| Task objective |
Transcribe the entries that follow, word for word.

---+---

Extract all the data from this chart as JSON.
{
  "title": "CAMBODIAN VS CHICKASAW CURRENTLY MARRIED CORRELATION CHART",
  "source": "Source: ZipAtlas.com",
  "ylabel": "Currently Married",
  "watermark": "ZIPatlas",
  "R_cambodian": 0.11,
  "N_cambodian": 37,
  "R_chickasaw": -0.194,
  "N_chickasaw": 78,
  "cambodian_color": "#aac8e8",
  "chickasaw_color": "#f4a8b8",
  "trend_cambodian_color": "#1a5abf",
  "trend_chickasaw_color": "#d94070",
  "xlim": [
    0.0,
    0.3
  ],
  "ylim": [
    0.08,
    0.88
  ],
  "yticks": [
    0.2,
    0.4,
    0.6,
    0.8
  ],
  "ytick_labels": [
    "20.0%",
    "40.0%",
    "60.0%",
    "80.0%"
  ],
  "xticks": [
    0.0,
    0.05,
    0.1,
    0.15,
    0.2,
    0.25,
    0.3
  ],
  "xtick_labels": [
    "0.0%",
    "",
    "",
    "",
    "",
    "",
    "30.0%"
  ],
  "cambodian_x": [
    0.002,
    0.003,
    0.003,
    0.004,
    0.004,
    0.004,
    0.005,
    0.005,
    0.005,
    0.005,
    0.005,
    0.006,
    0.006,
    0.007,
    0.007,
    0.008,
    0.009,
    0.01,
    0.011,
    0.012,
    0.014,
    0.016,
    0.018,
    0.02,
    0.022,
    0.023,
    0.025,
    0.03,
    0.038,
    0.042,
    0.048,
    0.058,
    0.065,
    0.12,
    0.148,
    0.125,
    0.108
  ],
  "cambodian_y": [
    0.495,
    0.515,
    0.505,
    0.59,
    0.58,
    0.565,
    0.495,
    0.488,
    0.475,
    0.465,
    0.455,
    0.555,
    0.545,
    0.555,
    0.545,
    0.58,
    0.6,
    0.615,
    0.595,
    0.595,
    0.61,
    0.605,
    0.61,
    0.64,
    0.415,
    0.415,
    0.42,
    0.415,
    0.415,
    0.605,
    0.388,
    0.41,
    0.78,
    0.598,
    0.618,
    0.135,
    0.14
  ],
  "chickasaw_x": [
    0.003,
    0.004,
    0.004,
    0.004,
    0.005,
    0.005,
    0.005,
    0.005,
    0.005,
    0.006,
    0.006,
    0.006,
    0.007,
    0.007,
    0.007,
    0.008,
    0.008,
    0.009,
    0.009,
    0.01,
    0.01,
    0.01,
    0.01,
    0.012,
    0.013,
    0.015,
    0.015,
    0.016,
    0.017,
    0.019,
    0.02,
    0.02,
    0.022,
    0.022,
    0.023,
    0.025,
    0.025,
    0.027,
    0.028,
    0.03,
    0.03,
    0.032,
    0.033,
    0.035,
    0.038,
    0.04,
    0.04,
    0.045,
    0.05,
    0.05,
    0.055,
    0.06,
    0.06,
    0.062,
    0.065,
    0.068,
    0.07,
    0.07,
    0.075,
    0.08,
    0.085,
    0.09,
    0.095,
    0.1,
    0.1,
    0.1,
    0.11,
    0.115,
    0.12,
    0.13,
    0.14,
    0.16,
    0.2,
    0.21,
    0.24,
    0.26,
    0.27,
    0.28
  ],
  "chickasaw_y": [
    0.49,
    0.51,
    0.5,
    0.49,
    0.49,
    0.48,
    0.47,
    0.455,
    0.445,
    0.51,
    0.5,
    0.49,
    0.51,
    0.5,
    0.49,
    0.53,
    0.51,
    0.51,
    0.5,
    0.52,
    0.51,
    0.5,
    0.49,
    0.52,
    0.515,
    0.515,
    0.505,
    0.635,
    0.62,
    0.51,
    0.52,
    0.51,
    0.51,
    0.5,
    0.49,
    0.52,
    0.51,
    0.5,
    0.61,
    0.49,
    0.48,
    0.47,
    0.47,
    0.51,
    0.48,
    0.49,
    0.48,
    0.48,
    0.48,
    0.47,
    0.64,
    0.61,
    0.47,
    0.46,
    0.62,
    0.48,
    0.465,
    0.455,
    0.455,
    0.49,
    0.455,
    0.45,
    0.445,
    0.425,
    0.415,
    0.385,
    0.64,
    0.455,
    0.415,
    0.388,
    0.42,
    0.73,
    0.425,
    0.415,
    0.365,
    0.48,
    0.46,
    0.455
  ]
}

---+---

| Correct result |
Extract all the data from this chart as JSON.
{
  "title": "CAMBODIAN VS CHICKASAW CURRENTLY MARRIED CORRELATION CHART",
  "source": "Source: ZipAtlas.com",
  "ylabel": "Currently Married",
  "watermark": "ZIPatlas",
  "R_cambodian": 0.11,
  "N_cambodian": 37,
  "R_chickasaw": -0.194,
  "N_chickasaw": 78,
  "cambodian_color": "#aac8e8",
  "chickasaw_color": "#f4a8b8",
  "trend_cambodian_color": "#1a5abf",
  "trend_chickasaw_color": "#d94070",
  "xlim": [
    0.0,
    0.3
  ],
  "ylim": [
    0.08,
    0.88
  ],
  "yticks": [
    0.2,
    0.4,
    0.6,
    0.8
  ],
  "ytick_labels": [
    "20.0%",
    "40.0%",
    "60.0%",
    "80.0%"
  ],
  "xticks": [
    0.0,
    0.05,
    0.1,
    0.15,
    0.2,
    0.25,
    0.3
  ],
  "xtick_labels": [
    "0.0%",
    "",
    "",
    "",
    "",
    "",
    "30.0%"
  ],
  "cambodian_x": [
    0.002,
    0.003,
    0.003,
    0.004,
    0.004,
    0.004,
    0.005,
    0.005,
    0.005,
    0.005,
    0.005,
    0.006,
    0.006,
    0.007,
    0.007,
    0.008,
    0.009,
    0.01,
    0.011,
    0.012,
    0.014,
    0.016,
    0.018,
    0.02,
    0.022,
    0.023,
    0.025,
    0.03,
    0.038,
    0.042,
    0.048,
    0.058,
    0.065,
    0.12,
    0.148,
    0.125,
    0.108
  ],
  "cambodian_y": [
    0.495,
    0.515,
    0.505,
    0.59,
    0.58,
    0.565,
    0.495,
    0.488,
    0.475,
    0.465,
    0.455,
    0.555,
    0.545,
    0.555,
    0.545,
    0.58,
    0.6,
    0.615,
    0.595,
    0.595,
    0.61,
    0.605,
    0.61,
    0.64,
    0.415,
    0.415,
    0.42,
    0.415,
    0.415,
    0.605,
    0.388,
    0.41,
    0.78,
    0.598,
    0.618,
    0.135,
    0.14
  ],
  "chickasaw_x": [
    0.003,
    0.004,
    0.004,
    0.004,
    0.005,
    0.005,
    0.005,
    0.005,
    0.005,
    0.006,
    0.006,
    0.006,
    0.007,
    0.007,
    0.007,
    0.008,
    0.008,
    0.009,
    0.009,
    0.01,
    0.01,
    0.01,
    0.01,
    0.012,
    0.013,
    0.015,
    0.015,
    0.016,
    0.017,
    0.019,
    0.02,
    0.02,
    0.022,
    0.022,
    0.023,
    0.025,
    0.025,
    0.027,
    0.028,
    0.03,
    0.03,
    0.032,
    0.033,
    0.035,
    0.038,
    0.04,
    0.04,
    0.045,
    0.05,
    0.05,
    0.055,
    0.06,
    0.06,
    0.062,
    0.065,
    0.068,
    0.07,
    0.07,
    0.075,
    0.08,
    0.085,
    0.09,
    0.095,
    0.1,
    0.1,
    0.1,
    0.11,
    0.115,
    0.12,
    0.13,
    0.14,
    0.16,
    0.2,
    0.21,
    0.24,
    0.26,
    0.27,
    0.28
  ],
  "chickasaw_y": [
    0.49,
    0.51,
    0.5,
    0.49,
    0.49,
    0.48,
    0.47,
    0.455,
    0.445,
    0.51,
    0.5,
    0.49,
    0.51,
    0.5,
    0.49,
    0.53,
    0.51,
    0.51,
    0.5,
    0.52,
    0.51,
    0.5,
    0.49,
    0.52,
    0.515,
    0.515,
    0.505,
    0.635,
    0.62,
    0.51,
    0.52,
    0.51,
    0.51,
    0.5,
    0.49,
    0.52,
    0.51,
    0.5,
    0.61,
    0.49,
    0.48,
    0.47,
    0.47,
    0.51,
    0.48,
    0.49,
    0.48,
    0.48,
    0.48,
    0.47,
    0.64,
    0.61,
    0.47,
    0.46,
    0.62,
    0.48,
    0.465,
    0.455,
    0.455,
    0.49,
    0.455,
    0.45,
    0.445,
    0.425,
    0.415,
    0.385,
    0.64,
    0.455,
    0.415,
    0.388,
    0.42,
    0.73,
    0.425,
    0.415,
    0.365,
    0.48,
    0.46,
    0.455
  ]
}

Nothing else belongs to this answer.